_Work required_.
Reproduce all of the data below line for line, without altering a single character.

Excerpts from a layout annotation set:
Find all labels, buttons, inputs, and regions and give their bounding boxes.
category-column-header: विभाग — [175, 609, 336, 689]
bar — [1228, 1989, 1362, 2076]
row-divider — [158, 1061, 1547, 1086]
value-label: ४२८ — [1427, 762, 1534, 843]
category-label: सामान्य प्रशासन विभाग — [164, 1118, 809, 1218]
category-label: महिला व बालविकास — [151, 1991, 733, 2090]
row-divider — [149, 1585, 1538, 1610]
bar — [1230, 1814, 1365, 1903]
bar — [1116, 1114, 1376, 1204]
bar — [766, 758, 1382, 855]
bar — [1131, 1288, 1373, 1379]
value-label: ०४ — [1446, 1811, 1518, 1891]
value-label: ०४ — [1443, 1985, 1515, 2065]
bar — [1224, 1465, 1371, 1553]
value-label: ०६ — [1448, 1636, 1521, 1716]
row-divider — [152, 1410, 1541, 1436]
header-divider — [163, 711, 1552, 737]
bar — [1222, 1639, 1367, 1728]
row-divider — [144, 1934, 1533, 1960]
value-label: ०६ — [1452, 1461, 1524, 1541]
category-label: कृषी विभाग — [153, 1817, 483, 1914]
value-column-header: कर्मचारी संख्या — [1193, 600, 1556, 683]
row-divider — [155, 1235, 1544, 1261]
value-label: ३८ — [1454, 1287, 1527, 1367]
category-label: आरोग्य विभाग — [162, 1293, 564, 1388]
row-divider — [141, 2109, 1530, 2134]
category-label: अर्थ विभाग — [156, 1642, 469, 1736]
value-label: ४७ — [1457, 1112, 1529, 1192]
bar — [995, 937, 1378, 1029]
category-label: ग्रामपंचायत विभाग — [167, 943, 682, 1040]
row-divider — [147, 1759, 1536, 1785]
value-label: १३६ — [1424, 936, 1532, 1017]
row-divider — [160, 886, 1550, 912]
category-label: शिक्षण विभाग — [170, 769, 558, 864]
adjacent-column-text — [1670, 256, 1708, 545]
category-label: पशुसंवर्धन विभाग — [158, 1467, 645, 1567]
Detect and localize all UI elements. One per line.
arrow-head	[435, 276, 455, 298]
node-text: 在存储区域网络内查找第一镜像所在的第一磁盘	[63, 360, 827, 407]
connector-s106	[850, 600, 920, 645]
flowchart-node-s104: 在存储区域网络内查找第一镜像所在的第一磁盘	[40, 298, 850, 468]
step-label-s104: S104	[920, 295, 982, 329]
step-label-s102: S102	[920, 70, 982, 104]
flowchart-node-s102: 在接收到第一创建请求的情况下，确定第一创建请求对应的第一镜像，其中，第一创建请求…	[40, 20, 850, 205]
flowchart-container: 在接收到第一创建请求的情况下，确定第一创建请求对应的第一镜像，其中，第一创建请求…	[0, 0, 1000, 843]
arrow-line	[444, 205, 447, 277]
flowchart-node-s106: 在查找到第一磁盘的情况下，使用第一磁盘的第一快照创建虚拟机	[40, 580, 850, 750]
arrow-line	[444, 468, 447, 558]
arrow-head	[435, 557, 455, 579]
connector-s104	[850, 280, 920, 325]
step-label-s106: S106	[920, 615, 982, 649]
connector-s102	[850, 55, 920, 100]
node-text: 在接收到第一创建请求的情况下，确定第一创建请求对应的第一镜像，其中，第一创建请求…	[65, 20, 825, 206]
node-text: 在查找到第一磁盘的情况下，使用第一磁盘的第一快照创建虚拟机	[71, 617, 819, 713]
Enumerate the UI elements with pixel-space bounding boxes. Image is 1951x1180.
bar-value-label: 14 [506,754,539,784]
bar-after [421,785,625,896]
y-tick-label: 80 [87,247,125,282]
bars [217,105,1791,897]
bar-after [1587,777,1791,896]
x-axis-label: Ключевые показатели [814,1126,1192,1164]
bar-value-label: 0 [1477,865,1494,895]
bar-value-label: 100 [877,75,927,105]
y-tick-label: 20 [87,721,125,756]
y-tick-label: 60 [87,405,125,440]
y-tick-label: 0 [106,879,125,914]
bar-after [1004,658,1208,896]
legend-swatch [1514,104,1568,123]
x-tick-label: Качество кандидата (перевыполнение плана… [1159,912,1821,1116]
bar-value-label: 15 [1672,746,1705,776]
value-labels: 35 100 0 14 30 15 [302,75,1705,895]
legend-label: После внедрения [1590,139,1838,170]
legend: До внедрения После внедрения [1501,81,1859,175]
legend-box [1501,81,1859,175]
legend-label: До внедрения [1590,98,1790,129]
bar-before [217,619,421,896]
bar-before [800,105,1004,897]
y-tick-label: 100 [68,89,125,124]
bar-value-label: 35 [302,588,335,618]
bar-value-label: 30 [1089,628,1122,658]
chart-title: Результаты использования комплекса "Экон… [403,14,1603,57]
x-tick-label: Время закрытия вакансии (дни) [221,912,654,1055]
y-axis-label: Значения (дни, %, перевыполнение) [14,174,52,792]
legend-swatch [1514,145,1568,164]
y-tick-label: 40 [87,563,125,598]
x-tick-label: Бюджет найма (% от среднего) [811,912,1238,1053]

_Finished answer_.
Find all labels, buttons, inputs, and regions and give their bounding boxes.
category-column-header: विभाग — [175, 609, 336, 689]
bar — [1228, 1989, 1362, 2076]
row-divider — [158, 1061, 1547, 1086]
value-label: ४२८ — [1427, 762, 1534, 843]
category-label: सामान्य प्रशासन विभाग — [164, 1118, 809, 1218]
category-label: महिला व बालविकास — [151, 1991, 733, 2090]
row-divider — [149, 1585, 1538, 1610]
bar — [1230, 1814, 1365, 1903]
bar — [1116, 1114, 1376, 1204]
bar — [766, 758, 1382, 855]
bar — [1131, 1288, 1373, 1379]
value-label: ०४ — [1446, 1811, 1518, 1891]
value-label: ०४ — [1443, 1985, 1515, 2065]
bar — [1224, 1465, 1371, 1553]
value-label: ०६ — [1448, 1636, 1521, 1716]
row-divider — [152, 1410, 1541, 1436]
header-divider — [163, 711, 1552, 737]
bar — [1222, 1639, 1367, 1728]
row-divider — [144, 1934, 1533, 1960]
value-label: ०६ — [1452, 1461, 1524, 1541]
category-label: कृषी विभाग — [153, 1817, 483, 1914]
value-column-header: कर्मचारी संख्या — [1193, 600, 1556, 683]
row-divider — [155, 1235, 1544, 1261]
value-label: ३८ — [1454, 1287, 1527, 1367]
category-label: आरोग्य विभाग — [162, 1293, 564, 1388]
row-divider — [141, 2109, 1530, 2134]
category-label: अर्थ विभाग — [156, 1642, 469, 1736]
value-label: ४७ — [1457, 1112, 1529, 1192]
bar — [995, 937, 1378, 1029]
category-label: ग्रामपंचायत विभाग — [167, 943, 682, 1040]
row-divider — [147, 1759, 1536, 1785]
value-label: १३६ — [1424, 936, 1532, 1017]
row-divider — [160, 886, 1550, 912]
category-label: शिक्षण विभाग — [170, 769, 558, 864]
adjacent-column-text — [1670, 256, 1708, 545]
category-label: पशुसंवर्धन विभाग — [158, 1467, 645, 1567]
Detect and localize all UI elements. One per line.
arrow-head	[435, 276, 455, 298]
node-text: 在存储区域网络内查找第一镜像所在的第一磁盘	[63, 360, 827, 407]
connector-s106	[850, 600, 920, 645]
flowchart-node-s104: 在存储区域网络内查找第一镜像所在的第一磁盘	[40, 298, 850, 468]
step-label-s104: S104	[920, 295, 982, 329]
step-label-s102: S102	[920, 70, 982, 104]
flowchart-node-s102: 在接收到第一创建请求的情况下，确定第一创建请求对应的第一镜像，其中，第一创建请求…	[40, 20, 850, 205]
flowchart-container: 在接收到第一创建请求的情况下，确定第一创建请求对应的第一镜像，其中，第一创建请求…	[0, 0, 1000, 843]
arrow-line	[444, 205, 447, 277]
flowchart-node-s106: 在查找到第一磁盘的情况下，使用第一磁盘的第一快照创建虚拟机	[40, 580, 850, 750]
arrow-line	[444, 468, 447, 558]
arrow-head	[435, 557, 455, 579]
connector-s104	[850, 280, 920, 325]
step-label-s106: S106	[920, 615, 982, 649]
connector-s102	[850, 55, 920, 100]
node-text: 在接收到第一创建请求的情况下，确定第一创建请求对应的第一镜像，其中，第一创建请求…	[65, 20, 825, 206]
node-text: 在查找到第一磁盘的情况下，使用第一磁盘的第一快照创建虚拟机	[71, 617, 819, 713]
Enumerate the UI elements with pixel-space bounding boxes. Image is 1951x1180.
bar-value-label: 14 [506,754,539,784]
bar-after [421,785,625,896]
y-tick-label: 80 [87,247,125,282]
bars [217,105,1791,897]
bar-after [1587,777,1791,896]
x-axis-label: Ключевые показатели [814,1126,1192,1164]
bar-value-label: 0 [1477,865,1494,895]
bar-value-label: 100 [877,75,927,105]
y-tick-label: 20 [87,721,125,756]
y-tick-label: 60 [87,405,125,440]
y-tick-label: 0 [106,879,125,914]
bar-after [1004,658,1208,896]
legend-swatch [1514,104,1568,123]
x-tick-label: Качество кандидата (перевыполнение плана… [1159,912,1821,1116]
bar-value-label: 15 [1672,746,1705,776]
value-labels: 35 100 0 14 30 15 [302,75,1705,895]
legend-label: После внедрения [1590,139,1838,170]
legend: До внедрения После внедрения [1501,81,1859,175]
legend-box [1501,81,1859,175]
legend-label: До внедрения [1590,98,1790,129]
bar-before [217,619,421,896]
bar-before [800,105,1004,897]
y-tick-label: 100 [68,89,125,124]
bar-value-label: 35 [302,588,335,618]
bar-value-label: 30 [1089,628,1122,658]
chart-title: Результаты использования комплекса "Экон… [403,14,1603,57]
x-tick-label: Время закрытия вакансии (дни) [221,912,654,1055]
y-axis-label: Значения (дни, %, перевыполнение) [14,174,52,792]
legend-swatch [1514,145,1568,164]
y-tick-label: 40 [87,563,125,598]
x-tick-label: Бюджет найма (% от среднего) [811,912,1238,1053]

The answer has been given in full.